═══ Extracted information

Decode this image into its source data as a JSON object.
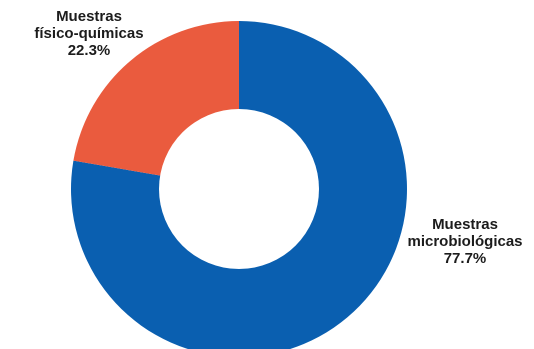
{
  "chart_data": {
    "type": "pie",
    "style": "donut",
    "slices": [
      {
        "name": "Muestras",
        "name_line2": "microbiológicas",
        "value": 77.7,
        "value_label": "77.7%",
        "color": "#0a5fb0"
      },
      {
        "name": "Muestras",
        "name_line2": "físico-químicas",
        "value": 22.3,
        "value_label": "22.3%",
        "color": "#ea5b3e"
      }
    ],
    "legend": "none"
  }
}
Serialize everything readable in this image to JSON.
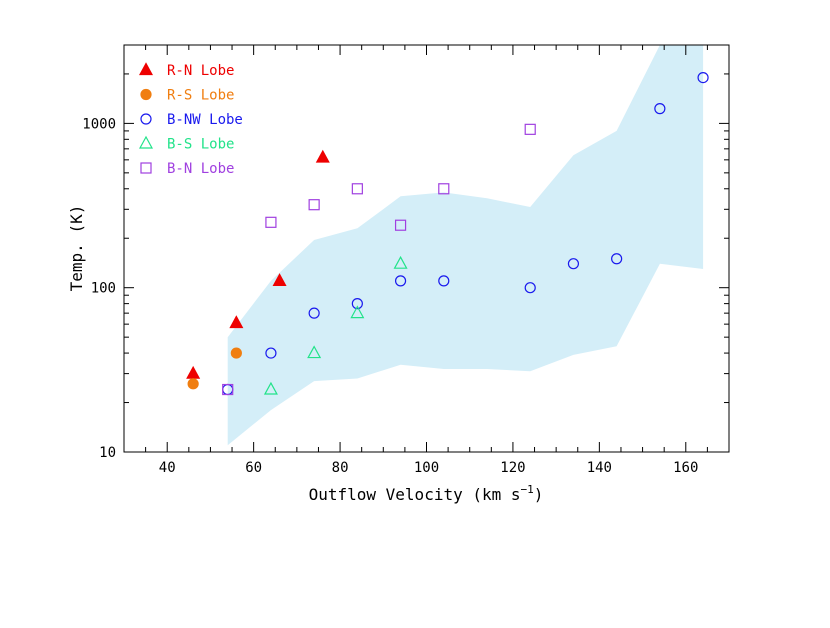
{
  "chart_data": {
    "type": "scatter",
    "title": "",
    "xlabel": "Outflow Velocity (km s",
    "xlabel_superscript": "−1",
    "xlabel_suffix": ")",
    "ylabel": "Temp. (K)",
    "xlim": [
      30,
      170
    ],
    "ylim": [
      10,
      3000
    ],
    "yscale": "log",
    "xticks": [
      40,
      60,
      80,
      100,
      120,
      140,
      160
    ],
    "xtick_labels": [
      "40",
      "60",
      "80",
      "100",
      "120",
      "140",
      "160"
    ],
    "yticks": [
      10,
      100,
      1000
    ],
    "ytick_labels": [
      "10",
      "100",
      "1000"
    ],
    "grid": false,
    "legend_position": "top-left",
    "band": {
      "color": "#d4eef8",
      "upper": [
        [
          54,
          50
        ],
        [
          64,
          110
        ],
        [
          74,
          195
        ],
        [
          84,
          230
        ],
        [
          94,
          360
        ],
        [
          104,
          380
        ],
        [
          114,
          350
        ],
        [
          124,
          310
        ],
        [
          134,
          640
        ],
        [
          144,
          900
        ],
        [
          154,
          3000
        ],
        [
          164,
          3000
        ]
      ],
      "lower": [
        [
          54,
          11
        ],
        [
          64,
          18
        ],
        [
          74,
          27
        ],
        [
          84,
          28
        ],
        [
          94,
          34
        ],
        [
          104,
          32
        ],
        [
          114,
          32
        ],
        [
          124,
          31
        ],
        [
          134,
          39
        ],
        [
          144,
          44
        ],
        [
          154,
          140
        ],
        [
          164,
          130
        ]
      ]
    },
    "series": [
      {
        "name": "R-N Lobe",
        "marker": "triangle-filled",
        "color": "#ee0000",
        "points": [
          [
            46,
            30
          ],
          [
            56,
            61
          ],
          [
            66,
            110
          ],
          [
            76,
            620
          ]
        ]
      },
      {
        "name": "R-S Lobe",
        "marker": "circle-filled",
        "color": "#f07e10",
        "points": [
          [
            46,
            26
          ],
          [
            56,
            40
          ]
        ]
      },
      {
        "name": "B-NW Lobe",
        "marker": "circle-open",
        "color": "#1a1aee",
        "points": [
          [
            54,
            24
          ],
          [
            64,
            40
          ],
          [
            74,
            70
          ],
          [
            84,
            80
          ],
          [
            94,
            110
          ],
          [
            104,
            110
          ],
          [
            124,
            100
          ],
          [
            134,
            140
          ],
          [
            144,
            150
          ],
          [
            154,
            1230
          ],
          [
            164,
            1900
          ]
        ]
      },
      {
        "name": "B-S Lobe",
        "marker": "triangle-open",
        "color": "#22e38a",
        "points": [
          [
            64,
            24
          ],
          [
            74,
            40
          ],
          [
            84,
            70
          ],
          [
            94,
            140
          ]
        ]
      },
      {
        "name": "B-N Lobe",
        "marker": "square-open",
        "color": "#a040e0",
        "points": [
          [
            54,
            24
          ],
          [
            64,
            250
          ],
          [
            74,
            320
          ],
          [
            84,
            400
          ],
          [
            94,
            240
          ],
          [
            104,
            400
          ],
          [
            124,
            920
          ]
        ]
      }
    ]
  }
}
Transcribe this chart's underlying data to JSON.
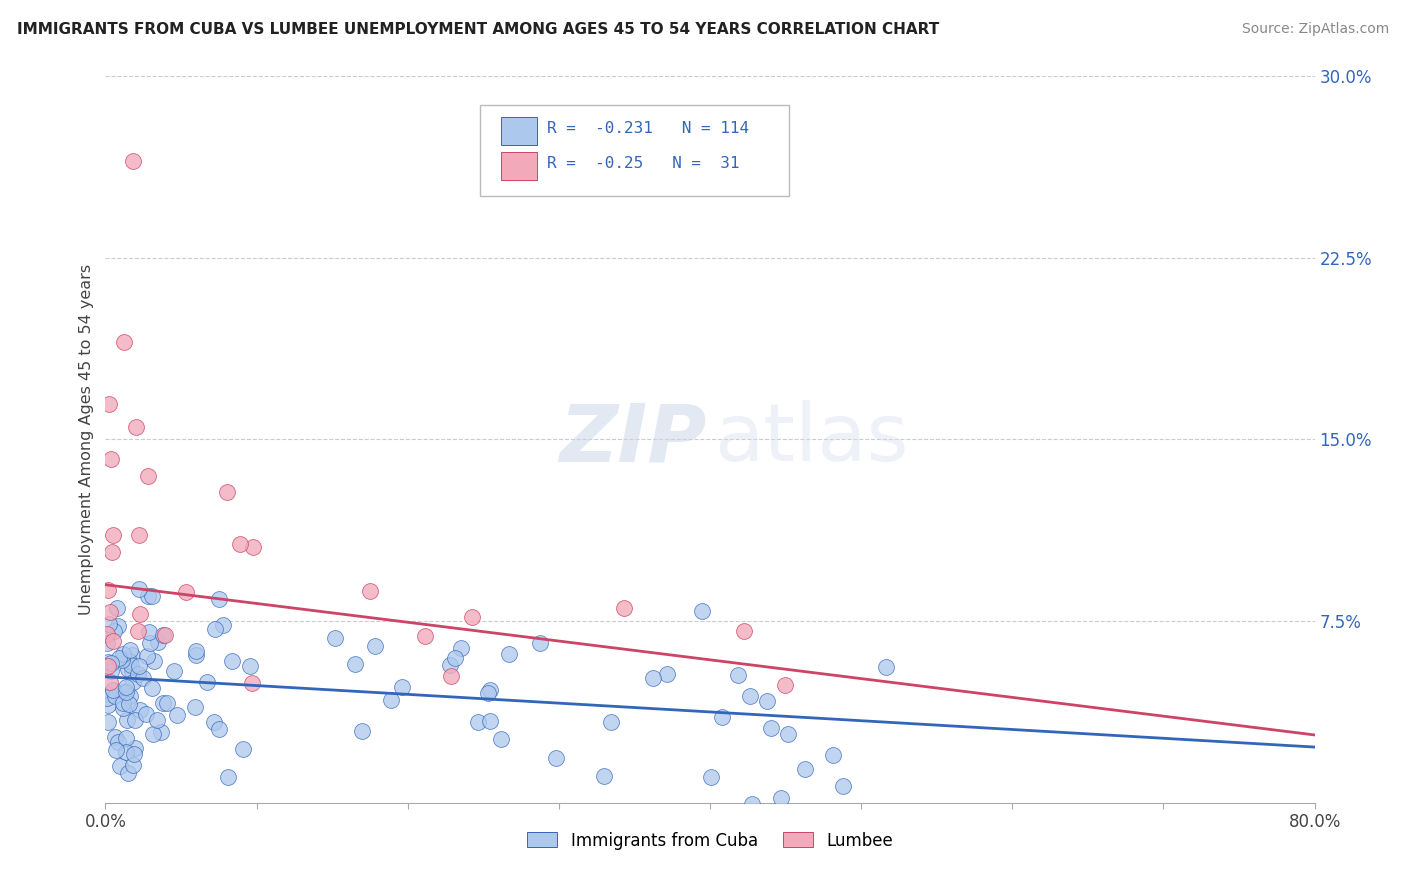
{
  "title": "IMMIGRANTS FROM CUBA VS LUMBEE UNEMPLOYMENT AMONG AGES 45 TO 54 YEARS CORRELATION CHART",
  "source": "Source: ZipAtlas.com",
  "ylabel": "Unemployment Among Ages 45 to 54 years",
  "xlim": [
    0,
    80
  ],
  "ylim": [
    0,
    30
  ],
  "xticklabels": [
    "0.0%",
    "",
    "",
    "",
    "",
    "",
    "",
    "",
    "80.0%"
  ],
  "ytick_right_labels": [
    "30.0%",
    "22.5%",
    "15.0%",
    "7.5%",
    ""
  ],
  "ytick_right_values": [
    30,
    22.5,
    15,
    7.5,
    0
  ],
  "blue_R": -0.231,
  "blue_N": 114,
  "pink_R": -0.25,
  "pink_N": 31,
  "legend_label_blue": "Immigrants from Cuba",
  "legend_label_pink": "Lumbee",
  "blue_color": "#adc8ed",
  "pink_color": "#f2aabb",
  "blue_line_color": "#3366bb",
  "pink_line_color": "#cc4466",
  "background_color": "#ffffff",
  "grid_color": "#cccccc",
  "title_color": "#222222",
  "source_color": "#888888",
  "axis_color": "#444444",
  "blue_trend_start_y": 5.2,
  "blue_trend_end_y": 2.3,
  "pink_trend_start_y": 9.0,
  "pink_trend_end_y": 2.8
}
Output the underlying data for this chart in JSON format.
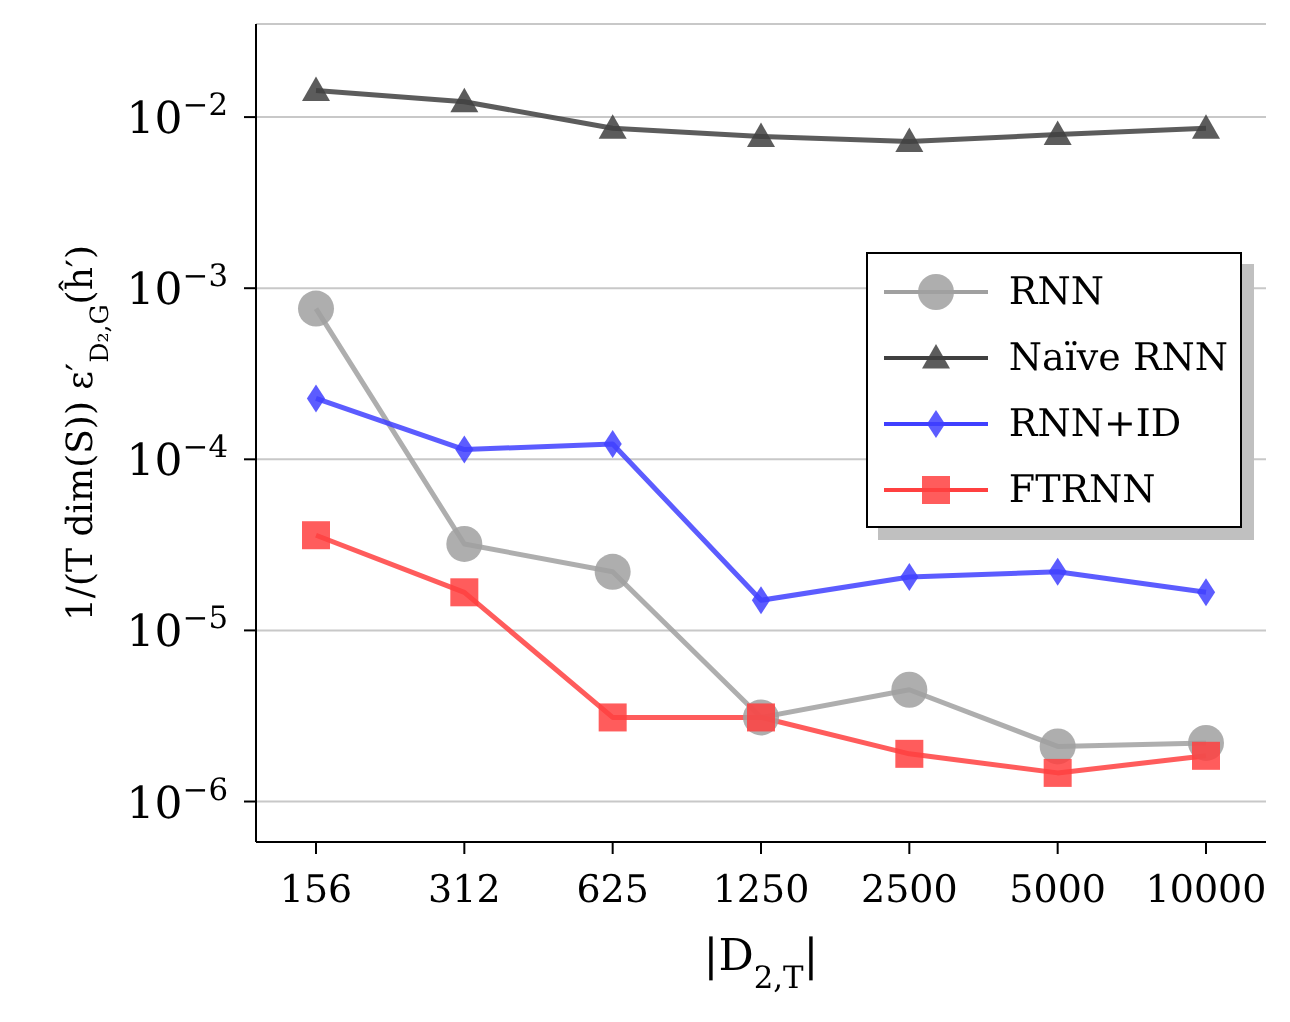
{
  "chart_data": {
    "type": "line",
    "xlabel": "|D$_{2,T}$|",
    "ylabel": "1/(T dim(S)) ε′$_{D₂,G}$(ĥ′)",
    "categories": [
      "156",
      "312",
      "625",
      "1250",
      "2500",
      "5000",
      "10000"
    ],
    "series": [
      {
        "name": "RNN",
        "color": "#a0a0a0",
        "marker": "circle",
        "values": [
          0.00076,
          3.2e-05,
          2.2e-05,
          3.1e-06,
          4.5e-06,
          2.1e-06,
          2.2e-06
        ]
      },
      {
        "name": "Naïve RNN",
        "color": "#404040",
        "marker": "triangle",
        "values": [
          0.0143,
          0.0123,
          0.0086,
          0.0077,
          0.0072,
          0.0079,
          0.0086
        ]
      },
      {
        "name": "RNN+ID",
        "color": "#4040ff",
        "marker": "diamond",
        "values": [
          0.000227,
          0.000114,
          0.000123,
          1.5e-05,
          2.05e-05,
          2.2e-05,
          1.67e-05
        ]
      },
      {
        "name": "FTRNN",
        "color": "#ff4040",
        "marker": "square",
        "values": [
          3.6e-05,
          1.67e-05,
          3.1e-06,
          3.1e-06,
          1.9e-06,
          1.47e-06,
          1.85e-06
        ]
      }
    ],
    "log": "y",
    "ylim": [
      5.8e-07,
      0.035
    ],
    "yticks": [
      {
        "value": 1e-06,
        "label": "10$^{−6}$"
      },
      {
        "value": 1e-05,
        "label": "10$^{−5}$"
      },
      {
        "value": 0.0001,
        "label": "10$^{−4}$"
      },
      {
        "value": 0.001,
        "label": "10$^{−3}$"
      },
      {
        "value": 0.01,
        "label": "10$^{−2}$"
      }
    ],
    "grid": "y",
    "legend": "right",
    "line_style": "solid"
  }
}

══════

Work to be completed ->
Reproduce each entry precisely. Leave the pictures out.

The response ->
Decode this image into its source data as a JSON object.
{
  "chart_data": {
    "type": "pie",
    "style": "donut",
    "slices": [
      {
        "name": "Muestras",
        "name_line2": "microbiológicas",
        "value": 77.7,
        "value_label": "77.7%",
        "color": "#0a5fb0"
      },
      {
        "name": "Muestras",
        "name_line2": "físico-químicas",
        "value": 22.3,
        "value_label": "22.3%",
        "color": "#ea5b3e"
      }
    ],
    "legend": "none"
  }
}
Serialize everything readable in this image to JSON.
{
  "chart_data": {
    "type": "scatter",
    "title": "",
    "xlabel": "Outflow Velocity (km s",
    "xlabel_superscript": "−1",
    "xlabel_suffix": ")",
    "ylabel": "Temp. (K)",
    "xlim": [
      30,
      170
    ],
    "ylim": [
      10,
      3000
    ],
    "yscale": "log",
    "xticks": [
      40,
      60,
      80,
      100,
      120,
      140,
      160
    ],
    "xtick_labels": [
      "40",
      "60",
      "80",
      "100",
      "120",
      "140",
      "160"
    ],
    "yticks": [
      10,
      100,
      1000
    ],
    "ytick_labels": [
      "10",
      "100",
      "1000"
    ],
    "grid": false,
    "legend_position": "top-left",
    "band": {
      "color": "#d4eef8",
      "upper": [
        [
          54,
          50
        ],
        [
          64,
          110
        ],
        [
          74,
          195
        ],
        [
          84,
          230
        ],
        [
          94,
          360
        ],
        [
          104,
          380
        ],
        [
          114,
          350
        ],
        [
          124,
          310
        ],
        [
          134,
          640
        ],
        [
          144,
          900
        ],
        [
          154,
          3000
        ],
        [
          164,
          3000
        ]
      ],
      "lower": [
        [
          54,
          11
        ],
        [
          64,
          18
        ],
        [
          74,
          27
        ],
        [
          84,
          28
        ],
        [
          94,
          34
        ],
        [
          104,
          32
        ],
        [
          114,
          32
        ],
        [
          124,
          31
        ],
        [
          134,
          39
        ],
        [
          144,
          44
        ],
        [
          154,
          140
        ],
        [
          164,
          130
        ]
      ]
    },
    "series": [
      {
        "name": "R-N Lobe",
        "marker": "triangle-filled",
        "color": "#ee0000",
        "points": [
          [
            46,
            30
          ],
          [
            56,
            61
          ],
          [
            66,
            110
          ],
          [
            76,
            620
          ]
        ]
      },
      {
        "name": "R-S Lobe",
        "marker": "circle-filled",
        "color": "#f07e10",
        "points": [
          [
            46,
            26
          ],
          [
            56,
            40
          ]
        ]
      },
      {
        "name": "B-NW Lobe",
        "marker": "circle-open",
        "color": "#1a1aee",
        "points": [
          [
            54,
            24
          ],
          [
            64,
            40
          ],
          [
            74,
            70
          ],
          [
            84,
            80
          ],
          [
            94,
            110
          ],
          [
            104,
            110
          ],
          [
            124,
            100
          ],
          [
            134,
            140
          ],
          [
            144,
            150
          ],
          [
            154,
            1230
          ],
          [
            164,
            1900
          ]
        ]
      },
      {
        "name": "B-S Lobe",
        "marker": "triangle-open",
        "color": "#22e38a",
        "points": [
          [
            64,
            24
          ],
          [
            74,
            40
          ],
          [
            84,
            70
          ],
          [
            94,
            140
          ]
        ]
      },
      {
        "name": "B-N Lobe",
        "marker": "square-open",
        "color": "#a040e0",
        "points": [
          [
            54,
            24
          ],
          [
            64,
            250
          ],
          [
            74,
            320
          ],
          [
            84,
            400
          ],
          [
            94,
            240
          ],
          [
            104,
            400
          ],
          [
            124,
            920
          ]
        ]
      }
    ]
  }
}
Transcribe this chart's underlying data to JSON.
{
  "title": "IMMIGRANTS FROM CUBA VS LUMBEE UNEMPLOYMENT AMONG AGES 45 TO 54 YEARS CORRELATION CHART",
  "source": "Source: ZipAtlas.com",
  "ylabel": "Unemployment Among Ages 45 to 54 years",
  "xlim": [
    0,
    80
  ],
  "ylim": [
    0,
    30
  ],
  "xticklabels": [
    "0.0%",
    "",
    "",
    "",
    "",
    "",
    "",
    "",
    "80.0%"
  ],
  "ytick_right_labels": [
    "30.0%",
    "22.5%",
    "15.0%",
    "7.5%",
    ""
  ],
  "ytick_right_values": [
    30,
    22.5,
    15,
    7.5,
    0
  ],
  "blue_R": -0.231,
  "blue_N": 114,
  "pink_R": -0.25,
  "pink_N": 31,
  "legend_label_blue": "Immigrants from Cuba",
  "legend_label_pink": "Lumbee",
  "blue_color": "#adc8ed",
  "pink_color": "#f2aabb",
  "blue_line_color": "#3366bb",
  "pink_line_color": "#cc4466",
  "background_color": "#ffffff",
  "grid_color": "#cccccc",
  "title_color": "#222222",
  "source_color": "#888888",
  "axis_color": "#444444",
  "blue_trend_start_y": 5.2,
  "blue_trend_end_y": 2.3,
  "pink_trend_start_y": 9.0,
  "pink_trend_end_y": 2.8
}
Output the underlying data for this chart in JSON format.
{
  "chart_data": {
    "type": "line",
    "xlabel": "|D$_{2,T}$|",
    "ylabel": "1/(T dim(S)) ε′$_{D₂,G}$(ĥ′)",
    "categories": [
      "156",
      "312",
      "625",
      "1250",
      "2500",
      "5000",
      "10000"
    ],
    "series": [
      {
        "name": "RNN",
        "color": "#a0a0a0",
        "marker": "circle",
        "values": [
          0.00076,
          3.2e-05,
          2.2e-05,
          3.1e-06,
          4.5e-06,
          2.1e-06,
          2.2e-06
        ]
      },
      {
        "name": "Naïve RNN",
        "color": "#404040",
        "marker": "triangle",
        "values": [
          0.0143,
          0.0123,
          0.0086,
          0.0077,
          0.0072,
          0.0079,
          0.0086
        ]
      },
      {
        "name": "RNN+ID",
        "color": "#4040ff",
        "marker": "diamond",
        "values": [
          0.000227,
          0.000114,
          0.000123,
          1.5e-05,
          2.05e-05,
          2.2e-05,
          1.67e-05
        ]
      },
      {
        "name": "FTRNN",
        "color": "#ff4040",
        "marker": "square",
        "values": [
          3.6e-05,
          1.67e-05,
          3.1e-06,
          3.1e-06,
          1.9e-06,
          1.47e-06,
          1.85e-06
        ]
      }
    ],
    "log": "y",
    "ylim": [
      5.8e-07,
      0.035
    ],
    "yticks": [
      {
        "value": 1e-06,
        "label": "10$^{−6}$"
      },
      {
        "value": 1e-05,
        "label": "10$^{−5}$"
      },
      {
        "value": 0.0001,
        "label": "10$^{−4}$"
      },
      {
        "value": 0.001,
        "label": "10$^{−3}$"
      },
      {
        "value": 0.01,
        "label": "10$^{−2}$"
      }
    ],
    "grid": "y",
    "legend": "right",
    "line_style": "solid"
  }
}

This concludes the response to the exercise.